## EXERCISE GOAL
Reproduce the lines starting at the one containing "reply-author[interactable]: ☆쇼코&키라리☆ [92,752,303,786]" and ending at the last line, changing each "meta-separator" to "divider" and keeping everything else the same. Give only those lines.

## RECORDS
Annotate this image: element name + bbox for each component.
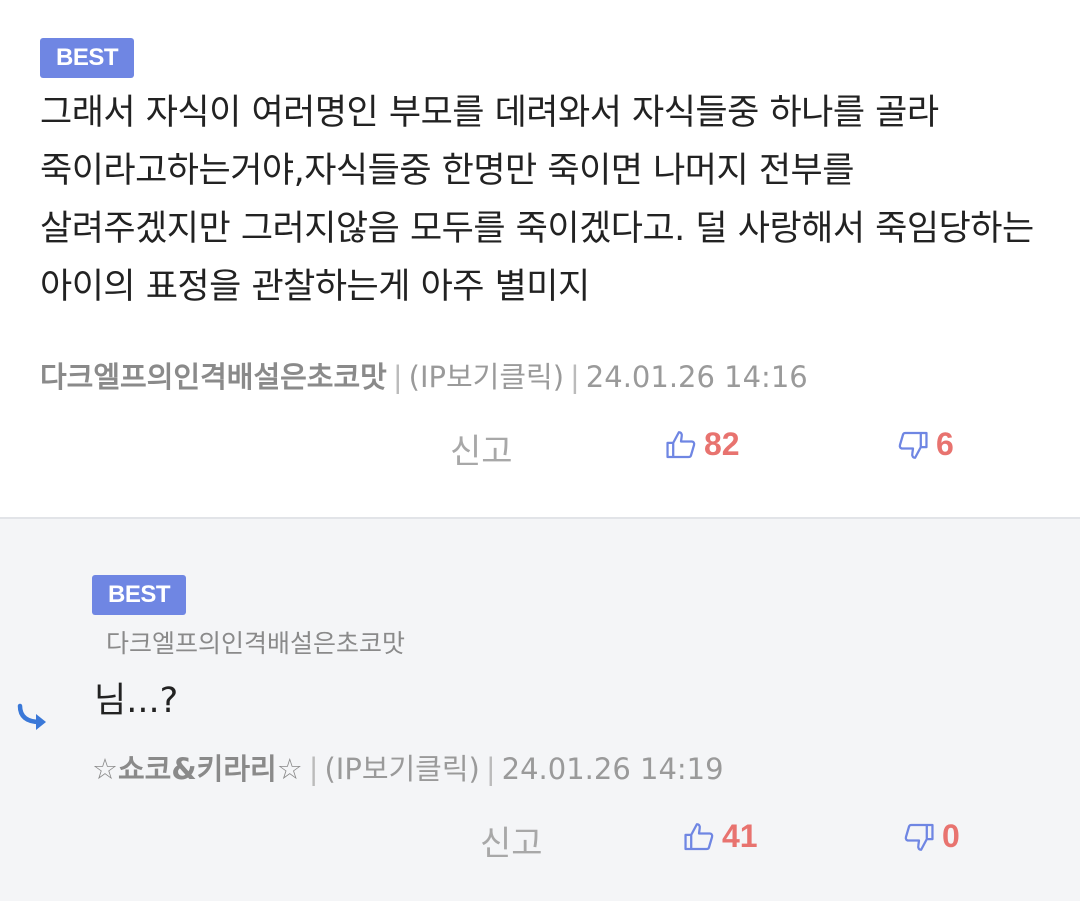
reply-author[interactable]: ☆쇼코&키라리☆ [92,752,303,786]
best-badge: BEST [92,575,186,615]
like-button[interactable]: 82 [664,426,740,463]
comment-meta: 다크엘프의인격배설은초코맛 | (IP보기클릭) | 24.01.26 14:16 [40,354,808,396]
dislike-count: 6 [936,426,954,462]
meta-separator: | [392,360,403,394]
reply-text: 님...? [94,681,179,721]
thumbs-up-icon [666,430,696,458]
report-label: 신고 [480,824,543,864]
meta-separator: | [485,752,496,786]
comment-text: 그래서 자식이 여러명인 부모를 데려와서 자식들중 하나를 골라 죽이라고하는… [40,93,1034,307]
best-badge: BEST [40,38,134,78]
comment-author[interactable]: 다크엘프의인격배설은초코맛 [40,360,387,394]
like-count: 82 [704,426,740,462]
reply-timestamp: 24.01.26 14:19 [501,752,724,786]
dislike-button[interactable]: 6 [896,426,954,463]
reply-arrow-icon [17,703,46,730]
ip-view-link[interactable]: (IP보기클릭) [409,360,564,394]
meta-separator: | [570,360,580,394]
comment-timestamp: 24.01.26 14:16 [585,360,808,394]
best-comment: BEST 그래서 자식이 여러명인 부모를 데려와서 자식들중 하나를 골라 죽… [0,0,1080,517]
reply-meta: ☆쇼코&키라리☆ | (IP보기클릭) | 24.01.26 14:19 [92,746,724,788]
reply-report-button[interactable]: 신고 [480,816,543,865]
dislike-count: 0 [942,818,960,854]
meta-separator: | [308,752,319,786]
reply-dislike-button[interactable]: 0 [902,818,960,855]
reply-to-author: 다크엘프의인격배설은초코맛 [106,629,406,658]
ip-view-link[interactable]: (IP보기클릭) [324,752,479,786]
report-label: 신고 [450,432,513,472]
thumbs-down-icon [904,823,934,851]
like-count: 41 [722,818,758,854]
reply-like-button[interactable]: 41 [682,818,758,855]
report-button[interactable]: 신고 [450,424,513,473]
thumbs-down-icon [898,431,928,459]
thumbs-up-icon [684,822,714,850]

## CORRECT OUTPUT
reply-author[interactable]: ☆쇼코&키라리☆ [92,752,303,786]
best-badge: BEST [92,575,186,615]
like-button[interactable]: 82 [664,426,740,463]
comment-meta: 다크엘프의인격배설은초코맛 | (IP보기클릭) | 24.01.26 14:16 [40,354,808,396]
dislike-count: 6 [936,426,954,462]
divider: | [392,360,403,394]
reply-text: 님...? [94,681,179,721]
thumbs-up-icon [666,430,696,458]
report-label: 신고 [480,824,543,864]
divider: | [485,752,496,786]
comment-text: 그래서 자식이 여러명인 부모를 데려와서 자식들중 하나를 골라 죽이라고하는… [40,93,1034,307]
best-badge: BEST [40,38,134,78]
comment-author[interactable]: 다크엘프의인격배설은초코맛 [40,360,387,394]
like-count: 82 [704,426,740,462]
reply-timestamp: 24.01.26 14:19 [501,752,724,786]
dislike-button[interactable]: 6 [896,426,954,463]
reply-arrow-icon [17,703,46,730]
ip-view-link[interactable]: (IP보기클릭) [409,360,564,394]
divider: | [570,360,580,394]
comment-timestamp: 24.01.26 14:16 [585,360,808,394]
best-comment: BEST 그래서 자식이 여러명인 부모를 데려와서 자식들중 하나를 골라 죽… [0,0,1080,517]
reply-meta: ☆쇼코&키라리☆ | (IP보기클릭) | 24.01.26 14:19 [92,746,724,788]
reply-report-button[interactable]: 신고 [480,816,543,865]
dislike-count: 0 [942,818,960,854]
divider: | [308,752,319,786]
reply-dislike-button[interactable]: 0 [902,818,960,855]
reply-to-author: 다크엘프의인격배설은초코맛 [106,629,406,658]
ip-view-link[interactable]: (IP보기클릭) [324,752,479,786]
report-label: 신고 [450,432,513,472]
thumbs-down-icon [904,823,934,851]
like-count: 41 [722,818,758,854]
reply-like-button[interactable]: 41 [682,818,758,855]
report-button[interactable]: 신고 [450,424,513,473]
thumbs-down-icon [898,431,928,459]
thumbs-up-icon [684,822,714,850]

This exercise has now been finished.